━━━ Data supplied ━━━

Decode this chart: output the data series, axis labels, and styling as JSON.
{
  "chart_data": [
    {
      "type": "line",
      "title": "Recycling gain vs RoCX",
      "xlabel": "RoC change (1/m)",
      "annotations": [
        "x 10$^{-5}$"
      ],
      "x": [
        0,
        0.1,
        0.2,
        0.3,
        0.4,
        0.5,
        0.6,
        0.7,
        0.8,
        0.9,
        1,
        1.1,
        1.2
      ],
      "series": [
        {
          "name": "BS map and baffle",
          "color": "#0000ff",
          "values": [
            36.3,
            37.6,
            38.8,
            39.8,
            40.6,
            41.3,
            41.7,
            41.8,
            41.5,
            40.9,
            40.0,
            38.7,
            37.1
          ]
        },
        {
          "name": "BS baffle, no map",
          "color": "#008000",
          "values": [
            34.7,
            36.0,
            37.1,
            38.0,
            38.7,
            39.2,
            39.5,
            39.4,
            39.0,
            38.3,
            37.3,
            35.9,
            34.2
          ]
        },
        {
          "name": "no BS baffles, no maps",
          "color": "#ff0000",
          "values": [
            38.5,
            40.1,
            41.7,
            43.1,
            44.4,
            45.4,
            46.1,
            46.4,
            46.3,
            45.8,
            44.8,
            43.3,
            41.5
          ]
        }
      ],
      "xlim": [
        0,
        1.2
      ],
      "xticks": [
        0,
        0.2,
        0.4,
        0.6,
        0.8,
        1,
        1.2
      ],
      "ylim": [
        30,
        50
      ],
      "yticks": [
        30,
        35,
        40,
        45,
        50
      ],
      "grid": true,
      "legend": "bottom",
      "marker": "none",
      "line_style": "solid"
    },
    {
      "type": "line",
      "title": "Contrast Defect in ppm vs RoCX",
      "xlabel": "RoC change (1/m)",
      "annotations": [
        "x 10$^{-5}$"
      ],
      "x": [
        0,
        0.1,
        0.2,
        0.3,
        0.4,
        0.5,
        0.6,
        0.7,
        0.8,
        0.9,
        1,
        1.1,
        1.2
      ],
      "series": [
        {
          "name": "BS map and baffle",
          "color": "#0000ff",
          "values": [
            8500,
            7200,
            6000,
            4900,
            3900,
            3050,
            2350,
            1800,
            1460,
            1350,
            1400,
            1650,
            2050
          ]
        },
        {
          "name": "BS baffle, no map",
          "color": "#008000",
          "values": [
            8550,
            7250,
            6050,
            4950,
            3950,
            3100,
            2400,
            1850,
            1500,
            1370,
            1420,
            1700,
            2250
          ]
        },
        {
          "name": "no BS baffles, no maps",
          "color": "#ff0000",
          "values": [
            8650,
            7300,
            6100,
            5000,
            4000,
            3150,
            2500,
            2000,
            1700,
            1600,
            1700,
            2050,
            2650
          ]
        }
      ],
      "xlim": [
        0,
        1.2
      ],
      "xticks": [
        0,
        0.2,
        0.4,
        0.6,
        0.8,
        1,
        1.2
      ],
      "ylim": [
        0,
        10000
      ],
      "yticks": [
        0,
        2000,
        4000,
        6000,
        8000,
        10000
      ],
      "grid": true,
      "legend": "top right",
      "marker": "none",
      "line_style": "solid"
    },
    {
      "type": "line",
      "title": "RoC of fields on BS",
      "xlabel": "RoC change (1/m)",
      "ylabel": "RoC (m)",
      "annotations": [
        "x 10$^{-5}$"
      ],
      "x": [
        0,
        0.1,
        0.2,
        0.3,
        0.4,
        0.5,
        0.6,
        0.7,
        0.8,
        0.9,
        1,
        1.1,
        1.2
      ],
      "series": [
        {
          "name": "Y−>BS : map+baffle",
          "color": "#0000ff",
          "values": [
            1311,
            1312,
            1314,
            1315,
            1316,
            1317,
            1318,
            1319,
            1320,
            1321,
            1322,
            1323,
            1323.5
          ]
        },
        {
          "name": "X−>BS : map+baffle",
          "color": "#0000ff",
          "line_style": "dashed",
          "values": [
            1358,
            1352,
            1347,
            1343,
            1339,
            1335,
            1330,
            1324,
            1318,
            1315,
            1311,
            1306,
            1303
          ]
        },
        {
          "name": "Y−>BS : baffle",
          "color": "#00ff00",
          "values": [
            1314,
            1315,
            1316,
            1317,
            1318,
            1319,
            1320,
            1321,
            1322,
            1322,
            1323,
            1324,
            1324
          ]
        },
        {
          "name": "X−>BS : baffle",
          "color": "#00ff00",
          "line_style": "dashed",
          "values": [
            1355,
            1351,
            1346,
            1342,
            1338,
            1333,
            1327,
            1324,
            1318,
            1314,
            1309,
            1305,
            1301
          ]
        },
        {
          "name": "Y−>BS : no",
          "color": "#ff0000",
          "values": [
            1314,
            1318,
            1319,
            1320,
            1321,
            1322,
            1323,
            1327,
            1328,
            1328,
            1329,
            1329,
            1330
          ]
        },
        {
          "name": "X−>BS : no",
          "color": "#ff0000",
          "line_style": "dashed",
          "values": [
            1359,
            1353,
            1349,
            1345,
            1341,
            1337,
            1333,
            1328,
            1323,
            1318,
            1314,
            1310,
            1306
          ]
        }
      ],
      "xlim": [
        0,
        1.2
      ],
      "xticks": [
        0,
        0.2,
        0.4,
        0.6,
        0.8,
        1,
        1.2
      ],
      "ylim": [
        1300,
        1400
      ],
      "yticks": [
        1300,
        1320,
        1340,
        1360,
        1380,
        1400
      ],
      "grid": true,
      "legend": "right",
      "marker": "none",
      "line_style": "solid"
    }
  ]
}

━━━
━━━ Data supplied ━━━

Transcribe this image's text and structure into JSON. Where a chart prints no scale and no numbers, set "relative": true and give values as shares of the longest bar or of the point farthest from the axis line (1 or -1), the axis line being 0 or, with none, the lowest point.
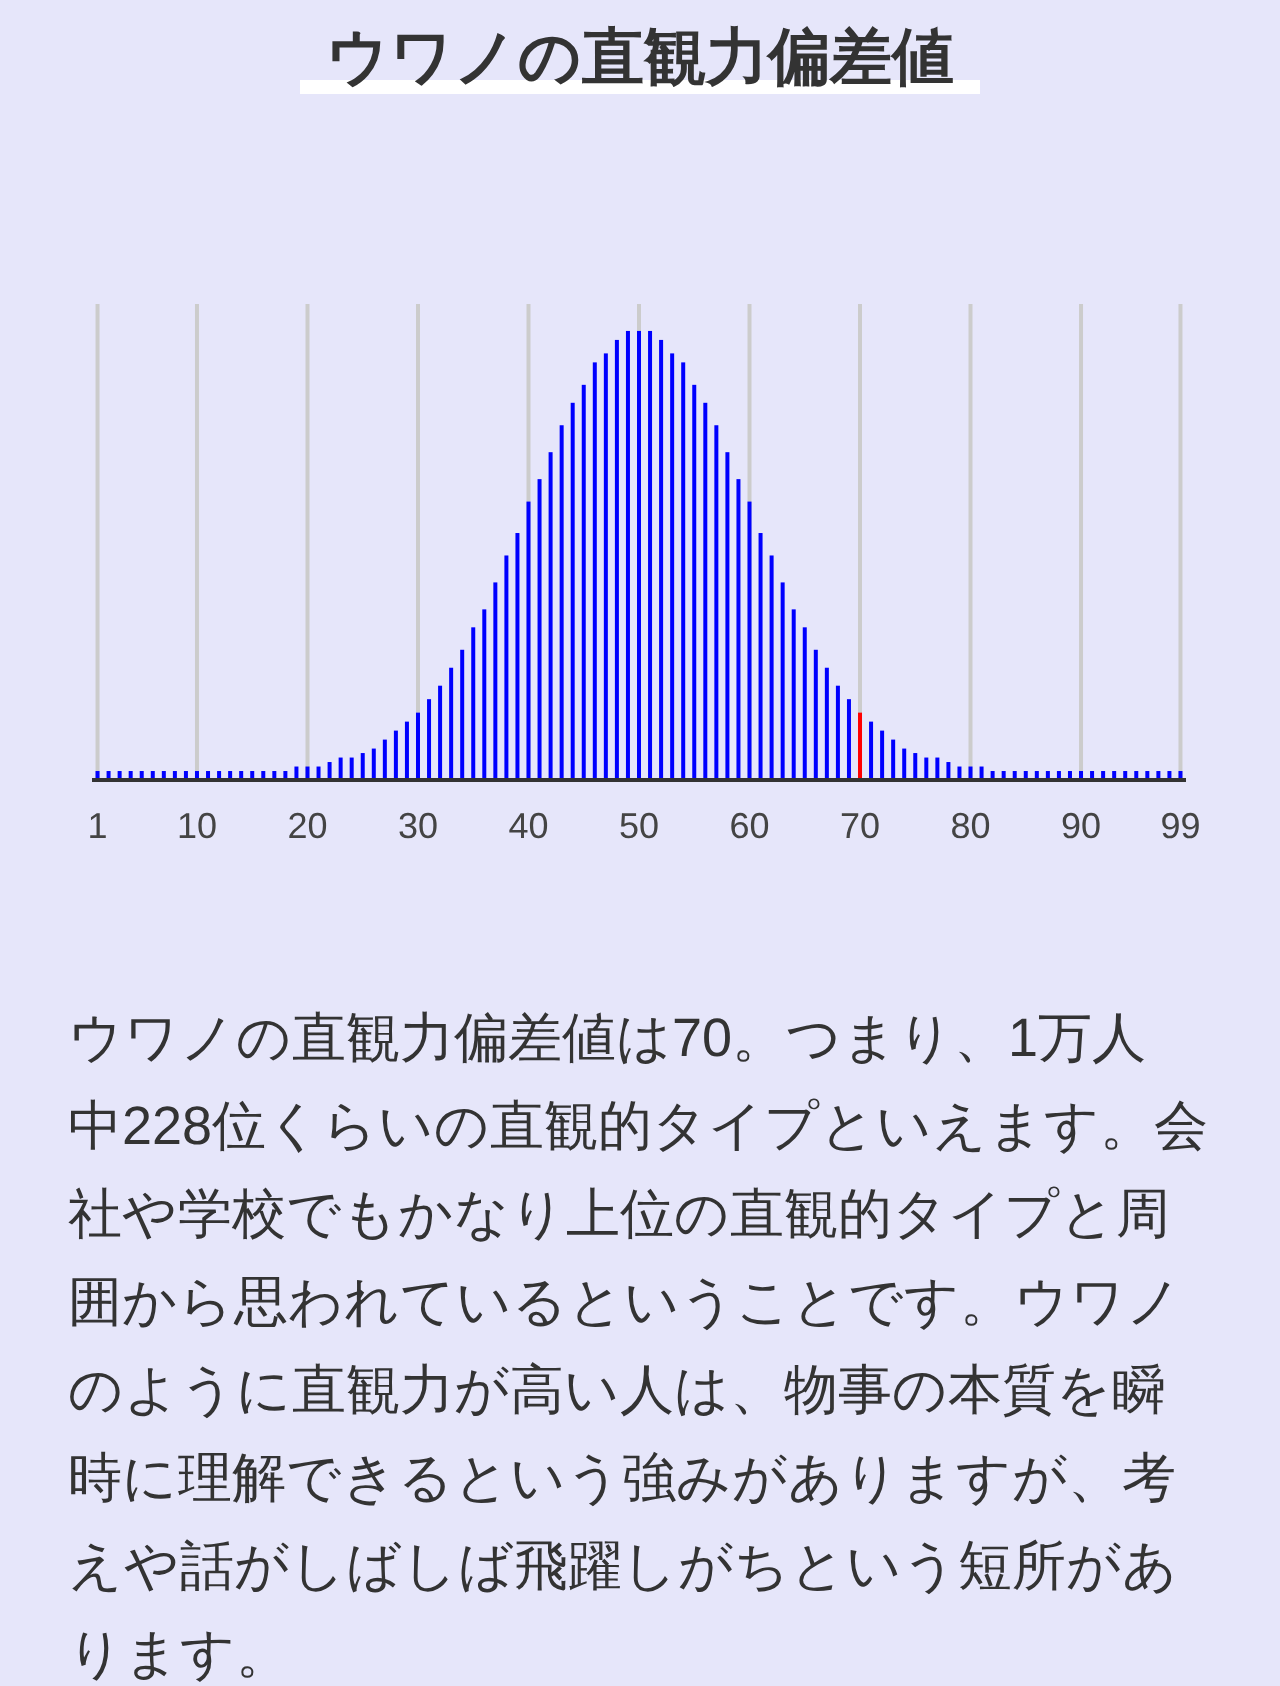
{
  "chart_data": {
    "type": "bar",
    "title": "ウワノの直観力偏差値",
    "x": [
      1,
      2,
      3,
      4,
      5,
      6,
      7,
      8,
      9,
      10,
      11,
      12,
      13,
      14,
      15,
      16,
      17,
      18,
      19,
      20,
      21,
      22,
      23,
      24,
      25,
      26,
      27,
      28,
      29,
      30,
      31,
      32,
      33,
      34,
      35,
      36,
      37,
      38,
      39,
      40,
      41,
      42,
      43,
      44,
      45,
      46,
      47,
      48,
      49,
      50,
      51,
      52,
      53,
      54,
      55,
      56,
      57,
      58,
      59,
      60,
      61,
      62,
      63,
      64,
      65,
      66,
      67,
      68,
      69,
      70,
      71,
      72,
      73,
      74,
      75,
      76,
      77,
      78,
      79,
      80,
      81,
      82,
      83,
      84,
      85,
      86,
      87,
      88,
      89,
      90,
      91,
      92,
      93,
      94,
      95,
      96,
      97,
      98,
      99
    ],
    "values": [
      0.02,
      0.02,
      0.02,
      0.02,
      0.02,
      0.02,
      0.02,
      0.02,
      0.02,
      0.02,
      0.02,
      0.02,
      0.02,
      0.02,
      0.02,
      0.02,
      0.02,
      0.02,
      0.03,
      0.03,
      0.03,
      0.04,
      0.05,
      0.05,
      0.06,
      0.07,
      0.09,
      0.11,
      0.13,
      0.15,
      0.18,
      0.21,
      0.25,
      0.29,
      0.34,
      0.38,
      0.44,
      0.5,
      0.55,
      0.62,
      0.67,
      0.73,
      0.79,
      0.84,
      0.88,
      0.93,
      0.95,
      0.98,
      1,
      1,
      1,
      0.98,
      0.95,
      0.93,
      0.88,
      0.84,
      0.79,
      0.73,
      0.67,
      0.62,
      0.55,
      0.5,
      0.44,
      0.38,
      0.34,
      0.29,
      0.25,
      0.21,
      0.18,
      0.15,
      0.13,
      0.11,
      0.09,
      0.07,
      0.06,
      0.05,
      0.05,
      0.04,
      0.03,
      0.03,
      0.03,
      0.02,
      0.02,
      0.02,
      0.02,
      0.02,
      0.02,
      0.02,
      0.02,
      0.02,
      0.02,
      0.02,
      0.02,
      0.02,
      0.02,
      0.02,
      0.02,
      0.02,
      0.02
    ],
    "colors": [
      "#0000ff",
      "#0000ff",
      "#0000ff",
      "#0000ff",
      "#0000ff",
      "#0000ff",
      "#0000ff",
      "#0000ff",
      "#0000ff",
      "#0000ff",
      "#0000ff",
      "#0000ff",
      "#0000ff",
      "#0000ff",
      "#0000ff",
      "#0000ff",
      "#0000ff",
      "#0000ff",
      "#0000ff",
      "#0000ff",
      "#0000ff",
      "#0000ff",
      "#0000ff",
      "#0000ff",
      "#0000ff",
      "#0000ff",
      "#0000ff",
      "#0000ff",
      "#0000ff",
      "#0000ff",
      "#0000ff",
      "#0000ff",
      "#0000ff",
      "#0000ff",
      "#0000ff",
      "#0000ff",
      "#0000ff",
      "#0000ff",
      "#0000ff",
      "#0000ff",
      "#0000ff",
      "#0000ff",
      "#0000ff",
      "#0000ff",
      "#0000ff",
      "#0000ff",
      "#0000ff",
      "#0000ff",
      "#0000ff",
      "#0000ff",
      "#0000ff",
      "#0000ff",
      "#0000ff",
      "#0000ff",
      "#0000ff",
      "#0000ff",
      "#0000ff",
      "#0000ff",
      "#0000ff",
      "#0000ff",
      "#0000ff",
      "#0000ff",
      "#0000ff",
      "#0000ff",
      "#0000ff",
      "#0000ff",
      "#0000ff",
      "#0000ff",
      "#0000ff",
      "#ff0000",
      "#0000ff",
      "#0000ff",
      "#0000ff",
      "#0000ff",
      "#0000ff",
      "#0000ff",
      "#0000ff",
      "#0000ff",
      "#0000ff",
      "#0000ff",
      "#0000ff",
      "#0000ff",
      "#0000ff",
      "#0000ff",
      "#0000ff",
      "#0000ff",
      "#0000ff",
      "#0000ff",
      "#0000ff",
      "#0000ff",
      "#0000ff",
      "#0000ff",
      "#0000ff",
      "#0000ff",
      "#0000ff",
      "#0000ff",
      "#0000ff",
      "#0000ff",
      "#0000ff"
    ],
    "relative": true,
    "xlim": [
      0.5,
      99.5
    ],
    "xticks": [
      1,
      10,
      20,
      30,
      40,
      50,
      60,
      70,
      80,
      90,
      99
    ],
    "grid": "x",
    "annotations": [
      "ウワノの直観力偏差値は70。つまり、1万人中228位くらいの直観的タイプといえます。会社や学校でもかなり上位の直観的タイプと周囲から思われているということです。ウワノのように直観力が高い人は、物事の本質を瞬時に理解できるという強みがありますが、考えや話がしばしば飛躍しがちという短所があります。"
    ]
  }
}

━━━

How many lines of the listing above include the word "legend"? Reply with the number alone.

• _Complete answer_
3